-- Begin --

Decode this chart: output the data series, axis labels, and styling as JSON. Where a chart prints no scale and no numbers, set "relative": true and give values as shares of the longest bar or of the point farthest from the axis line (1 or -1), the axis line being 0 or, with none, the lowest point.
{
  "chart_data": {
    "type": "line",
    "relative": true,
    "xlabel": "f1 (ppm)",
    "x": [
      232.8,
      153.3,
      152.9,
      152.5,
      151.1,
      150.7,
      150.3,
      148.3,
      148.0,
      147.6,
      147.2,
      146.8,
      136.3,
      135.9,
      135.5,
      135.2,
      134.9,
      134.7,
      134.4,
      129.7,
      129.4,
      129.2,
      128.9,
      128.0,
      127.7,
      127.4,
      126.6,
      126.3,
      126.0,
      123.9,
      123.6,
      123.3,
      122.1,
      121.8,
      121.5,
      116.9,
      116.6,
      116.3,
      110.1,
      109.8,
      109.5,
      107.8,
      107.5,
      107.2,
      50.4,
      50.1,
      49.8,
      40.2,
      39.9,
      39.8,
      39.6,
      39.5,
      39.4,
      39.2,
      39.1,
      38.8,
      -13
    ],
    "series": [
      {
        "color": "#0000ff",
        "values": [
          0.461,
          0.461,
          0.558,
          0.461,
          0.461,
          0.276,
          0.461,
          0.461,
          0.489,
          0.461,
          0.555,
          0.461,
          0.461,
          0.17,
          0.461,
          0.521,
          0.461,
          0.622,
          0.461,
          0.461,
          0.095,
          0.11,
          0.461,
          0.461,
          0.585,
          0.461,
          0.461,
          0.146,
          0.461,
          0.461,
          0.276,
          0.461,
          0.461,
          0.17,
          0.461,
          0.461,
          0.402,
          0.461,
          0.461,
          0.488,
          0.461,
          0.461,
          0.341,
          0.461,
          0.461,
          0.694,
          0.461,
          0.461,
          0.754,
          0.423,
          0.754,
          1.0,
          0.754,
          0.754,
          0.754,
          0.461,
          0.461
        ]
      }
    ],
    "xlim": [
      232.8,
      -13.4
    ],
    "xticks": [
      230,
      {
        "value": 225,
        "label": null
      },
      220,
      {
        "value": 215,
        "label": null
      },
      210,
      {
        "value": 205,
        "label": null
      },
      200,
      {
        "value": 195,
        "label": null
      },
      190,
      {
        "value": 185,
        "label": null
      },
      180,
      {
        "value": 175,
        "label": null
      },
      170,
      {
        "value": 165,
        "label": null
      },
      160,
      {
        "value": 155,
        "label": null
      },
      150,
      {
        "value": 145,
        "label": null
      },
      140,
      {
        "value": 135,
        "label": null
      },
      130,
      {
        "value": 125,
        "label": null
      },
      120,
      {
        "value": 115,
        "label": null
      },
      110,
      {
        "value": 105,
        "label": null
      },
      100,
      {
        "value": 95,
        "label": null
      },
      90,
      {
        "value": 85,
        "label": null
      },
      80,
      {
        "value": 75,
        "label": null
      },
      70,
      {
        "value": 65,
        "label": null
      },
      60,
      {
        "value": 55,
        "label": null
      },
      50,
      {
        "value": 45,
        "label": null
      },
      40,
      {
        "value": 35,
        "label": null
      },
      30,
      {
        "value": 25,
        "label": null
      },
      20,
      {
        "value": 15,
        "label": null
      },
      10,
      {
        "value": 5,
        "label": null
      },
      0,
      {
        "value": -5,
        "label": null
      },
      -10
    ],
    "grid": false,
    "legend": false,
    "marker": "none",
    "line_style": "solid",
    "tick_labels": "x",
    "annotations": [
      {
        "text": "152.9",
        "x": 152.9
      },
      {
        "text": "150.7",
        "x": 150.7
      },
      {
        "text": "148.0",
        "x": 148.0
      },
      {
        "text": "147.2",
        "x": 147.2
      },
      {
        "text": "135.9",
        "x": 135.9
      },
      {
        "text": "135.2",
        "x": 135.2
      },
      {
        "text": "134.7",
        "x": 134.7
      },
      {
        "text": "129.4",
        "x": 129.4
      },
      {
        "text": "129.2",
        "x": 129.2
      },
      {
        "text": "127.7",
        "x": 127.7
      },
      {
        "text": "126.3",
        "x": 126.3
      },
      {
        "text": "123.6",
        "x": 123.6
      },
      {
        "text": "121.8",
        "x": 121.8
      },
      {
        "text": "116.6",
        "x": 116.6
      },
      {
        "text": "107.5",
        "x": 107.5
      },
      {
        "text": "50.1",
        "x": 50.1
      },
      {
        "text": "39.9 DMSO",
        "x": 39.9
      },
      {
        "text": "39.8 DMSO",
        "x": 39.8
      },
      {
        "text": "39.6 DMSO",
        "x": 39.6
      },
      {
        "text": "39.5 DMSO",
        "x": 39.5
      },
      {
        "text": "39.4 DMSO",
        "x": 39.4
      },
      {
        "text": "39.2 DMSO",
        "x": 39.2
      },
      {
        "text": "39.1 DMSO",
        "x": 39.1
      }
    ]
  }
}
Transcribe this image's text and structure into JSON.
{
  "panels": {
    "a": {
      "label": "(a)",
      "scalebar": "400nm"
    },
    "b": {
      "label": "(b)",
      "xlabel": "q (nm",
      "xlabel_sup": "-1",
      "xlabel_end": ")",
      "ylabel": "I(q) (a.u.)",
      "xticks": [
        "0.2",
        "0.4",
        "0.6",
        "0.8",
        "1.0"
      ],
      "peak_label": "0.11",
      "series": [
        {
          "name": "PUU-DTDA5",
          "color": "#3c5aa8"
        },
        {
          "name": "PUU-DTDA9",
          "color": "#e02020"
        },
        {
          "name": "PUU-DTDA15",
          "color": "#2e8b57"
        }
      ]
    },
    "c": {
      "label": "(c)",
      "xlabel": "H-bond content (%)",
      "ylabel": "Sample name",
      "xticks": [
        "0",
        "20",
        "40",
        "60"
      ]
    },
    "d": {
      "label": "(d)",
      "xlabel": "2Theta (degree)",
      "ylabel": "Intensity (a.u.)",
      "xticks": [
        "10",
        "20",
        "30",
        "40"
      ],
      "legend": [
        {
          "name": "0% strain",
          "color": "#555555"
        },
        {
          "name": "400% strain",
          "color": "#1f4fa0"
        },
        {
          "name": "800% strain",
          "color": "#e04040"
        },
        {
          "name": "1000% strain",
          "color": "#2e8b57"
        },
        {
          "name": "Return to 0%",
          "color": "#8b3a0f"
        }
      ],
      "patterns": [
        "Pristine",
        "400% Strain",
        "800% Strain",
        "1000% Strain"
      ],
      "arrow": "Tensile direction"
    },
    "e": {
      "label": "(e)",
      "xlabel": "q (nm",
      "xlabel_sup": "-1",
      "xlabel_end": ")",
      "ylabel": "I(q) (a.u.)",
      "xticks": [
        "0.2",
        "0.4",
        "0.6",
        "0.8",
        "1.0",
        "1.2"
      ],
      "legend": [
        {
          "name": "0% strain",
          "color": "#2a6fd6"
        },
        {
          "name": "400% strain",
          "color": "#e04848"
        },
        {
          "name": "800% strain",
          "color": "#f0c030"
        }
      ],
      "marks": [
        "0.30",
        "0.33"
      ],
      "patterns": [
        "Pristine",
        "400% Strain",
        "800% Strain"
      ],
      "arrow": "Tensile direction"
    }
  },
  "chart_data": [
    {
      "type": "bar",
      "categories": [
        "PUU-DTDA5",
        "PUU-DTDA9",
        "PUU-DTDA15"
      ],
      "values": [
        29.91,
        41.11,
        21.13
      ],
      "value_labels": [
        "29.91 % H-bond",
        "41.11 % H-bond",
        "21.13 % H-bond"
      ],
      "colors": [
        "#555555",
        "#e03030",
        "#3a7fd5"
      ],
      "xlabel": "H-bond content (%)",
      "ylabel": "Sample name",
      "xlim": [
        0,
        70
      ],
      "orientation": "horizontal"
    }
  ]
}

-- End --

» THE REQUEST: Reproduce the data shown above exactly.

» TASK ANSWER:
Decode this chart: output the data series, axis labels, and styling as JSON. Where a chart prints no scale and no numbers, set "relative": true and give values as shares of the longest bar or of the point farthest from the axis line (1 or -1), the axis line being 0 or, with none, the lowest point.
{
  "chart_data": {
    "type": "line",
    "relative": true,
    "xlabel": "f1 (ppm)",
    "x": [
      232.8,
      153.3,
      152.9,
      152.5,
      151.1,
      150.7,
      150.3,
      148.3,
      148.0,
      147.6,
      147.2,
      146.8,
      136.3,
      135.9,
      135.5,
      135.2,
      134.9,
      134.7,
      134.4,
      129.7,
      129.4,
      129.2,
      128.9,
      128.0,
      127.7,
      127.4,
      126.6,
      126.3,
      126.0,
      123.9,
      123.6,
      123.3,
      122.1,
      121.8,
      121.5,
      116.9,
      116.6,
      116.3,
      110.1,
      109.8,
      109.5,
      107.8,
      107.5,
      107.2,
      50.4,
      50.1,
      49.8,
      40.2,
      39.9,
      39.8,
      39.6,
      39.5,
      39.4,
      39.2,
      39.1,
      38.8,
      -13
    ],
    "series": [
      {
        "color": "#0000ff",
        "values": [
          0.461,
          0.461,
          0.558,
          0.461,
          0.461,
          0.276,
          0.461,
          0.461,
          0.489,
          0.461,
          0.555,
          0.461,
          0.461,
          0.17,
          0.461,
          0.521,
          0.461,
          0.622,
          0.461,
          0.461,
          0.095,
          0.11,
          0.461,
          0.461,
          0.585,
          0.461,
          0.461,
          0.146,
          0.461,
          0.461,
          0.276,
          0.461,
          0.461,
          0.17,
          0.461,
          0.461,
          0.402,
          0.461,
          0.461,
          0.488,
          0.461,
          0.461,
          0.341,
          0.461,
          0.461,
          0.694,
          0.461,
          0.461,
          0.754,
          0.423,
          0.754,
          1.0,
          0.754,
          0.754,
          0.754,
          0.461,
          0.461
        ]
      }
    ],
    "xlim": [
      232.8,
      -13.4
    ],
    "xticks": [
      230,
      {
        "value": 225,
        "label": null
      },
      220,
      {
        "value": 215,
        "label": null
      },
      210,
      {
        "value": 205,
        "label": null
      },
      200,
      {
        "value": 195,
        "label": null
      },
      190,
      {
        "value": 185,
        "label": null
      },
      180,
      {
        "value": 175,
        "label": null
      },
      170,
      {
        "value": 165,
        "label": null
      },
      160,
      {
        "value": 155,
        "label": null
      },
      150,
      {
        "value": 145,
        "label": null
      },
      140,
      {
        "value": 135,
        "label": null
      },
      130,
      {
        "value": 125,
        "label": null
      },
      120,
      {
        "value": 115,
        "label": null
      },
      110,
      {
        "value": 105,
        "label": null
      },
      100,
      {
        "value": 95,
        "label": null
      },
      90,
      {
        "value": 85,
        "label": null
      },
      80,
      {
        "value": 75,
        "label": null
      },
      70,
      {
        "value": 65,
        "label": null
      },
      60,
      {
        "value": 55,
        "label": null
      },
      50,
      {
        "value": 45,
        "label": null
      },
      40,
      {
        "value": 35,
        "label": null
      },
      30,
      {
        "value": 25,
        "label": null
      },
      20,
      {
        "value": 15,
        "label": null
      },
      10,
      {
        "value": 5,
        "label": null
      },
      0,
      {
        "value": -5,
        "label": null
      },
      -10
    ],
    "grid": false,
    "legend": false,
    "marker": "none",
    "line_style": "solid",
    "tick_labels": "x",
    "annotations": [
      {
        "text": "152.9",
        "x": 152.9
      },
      {
        "text": "150.7",
        "x": 150.7
      },
      {
        "text": "148.0",
        "x": 148.0
      },
      {
        "text": "147.2",
        "x": 147.2
      },
      {
        "text": "135.9",
        "x": 135.9
      },
      {
        "text": "135.2",
        "x": 135.2
      },
      {
        "text": "134.7",
        "x": 134.7
      },
      {
        "text": "129.4",
        "x": 129.4
      },
      {
        "text": "129.2",
        "x": 129.2
      },
      {
        "text": "127.7",
        "x": 127.7
      },
      {
        "text": "126.3",
        "x": 126.3
      },
      {
        "text": "123.6",
        "x": 123.6
      },
      {
        "text": "121.8",
        "x": 121.8
      },
      {
        "text": "116.6",
        "x": 116.6
      },
      {
        "text": "107.5",
        "x": 107.5
      },
      {
        "text": "50.1",
        "x": 50.1
      },
      {
        "text": "39.9 DMSO",
        "x": 39.9
      },
      {
        "text": "39.8 DMSO",
        "x": 39.8
      },
      {
        "text": "39.6 DMSO",
        "x": 39.6
      },
      {
        "text": "39.5 DMSO",
        "x": 39.5
      },
      {
        "text": "39.4 DMSO",
        "x": 39.4
      },
      {
        "text": "39.2 DMSO",
        "x": 39.2
      },
      {
        "text": "39.1 DMSO",
        "x": 39.1
      }
    ]
  }
}
Transcribe this image's text and structure into JSON.
{
  "panels": {
    "a": {
      "label": "(a)",
      "scalebar": "400nm"
    },
    "b": {
      "label": "(b)",
      "xlabel": "q (nm",
      "xlabel_sup": "-1",
      "xlabel_end": ")",
      "ylabel": "I(q) (a.u.)",
      "xticks": [
        "0.2",
        "0.4",
        "0.6",
        "0.8",
        "1.0"
      ],
      "peak_label": "0.11",
      "series": [
        {
          "name": "PUU-DTDA5",
          "color": "#3c5aa8"
        },
        {
          "name": "PUU-DTDA9",
          "color": "#e02020"
        },
        {
          "name": "PUU-DTDA15",
          "color": "#2e8b57"
        }
      ]
    },
    "c": {
      "label": "(c)",
      "xlabel": "H-bond content (%)",
      "ylabel": "Sample name",
      "xticks": [
        "0",
        "20",
        "40",
        "60"
      ]
    },
    "d": {
      "label": "(d)",
      "xlabel": "2Theta (degree)",
      "ylabel": "Intensity (a.u.)",
      "xticks": [
        "10",
        "20",
        "30",
        "40"
      ],
      "legend": [
        {
          "name": "0% strain",
          "color": "#555555"
        },
        {
          "name": "400% strain",
          "color": "#1f4fa0"
        },
        {
          "name": "800% strain",
          "color": "#e04040"
        },
        {
          "name": "1000% strain",
          "color": "#2e8b57"
        },
        {
          "name": "Return to 0%",
          "color": "#8b3a0f"
        }
      ],
      "patterns": [
        "Pristine",
        "400% Strain",
        "800% Strain",
        "1000% Strain"
      ],
      "arrow": "Tensile direction"
    },
    "e": {
      "label": "(e)",
      "xlabel": "q (nm",
      "xlabel_sup": "-1",
      "xlabel_end": ")",
      "ylabel": "I(q) (a.u.)",
      "xticks": [
        "0.2",
        "0.4",
        "0.6",
        "0.8",
        "1.0",
        "1.2"
      ],
      "legend": [
        {
          "name": "0% strain",
          "color": "#2a6fd6"
        },
        {
          "name": "400% strain",
          "color": "#e04848"
        },
        {
          "name": "800% strain",
          "color": "#f0c030"
        }
      ],
      "marks": [
        "0.30",
        "0.33"
      ],
      "patterns": [
        "Pristine",
        "400% Strain",
        "800% Strain"
      ],
      "arrow": "Tensile direction"
    }
  },
  "chart_data": [
    {
      "type": "bar",
      "categories": [
        "PUU-DTDA5",
        "PUU-DTDA9",
        "PUU-DTDA15"
      ],
      "values": [
        29.91,
        41.11,
        21.13
      ],
      "value_labels": [
        "29.91 % H-bond",
        "41.11 % H-bond",
        "21.13 % H-bond"
      ],
      "colors": [
        "#555555",
        "#e03030",
        "#3a7fd5"
      ],
      "xlabel": "H-bond content (%)",
      "ylabel": "Sample name",
      "xlim": [
        0,
        70
      ],
      "orientation": "horizontal"
    }
  ]
}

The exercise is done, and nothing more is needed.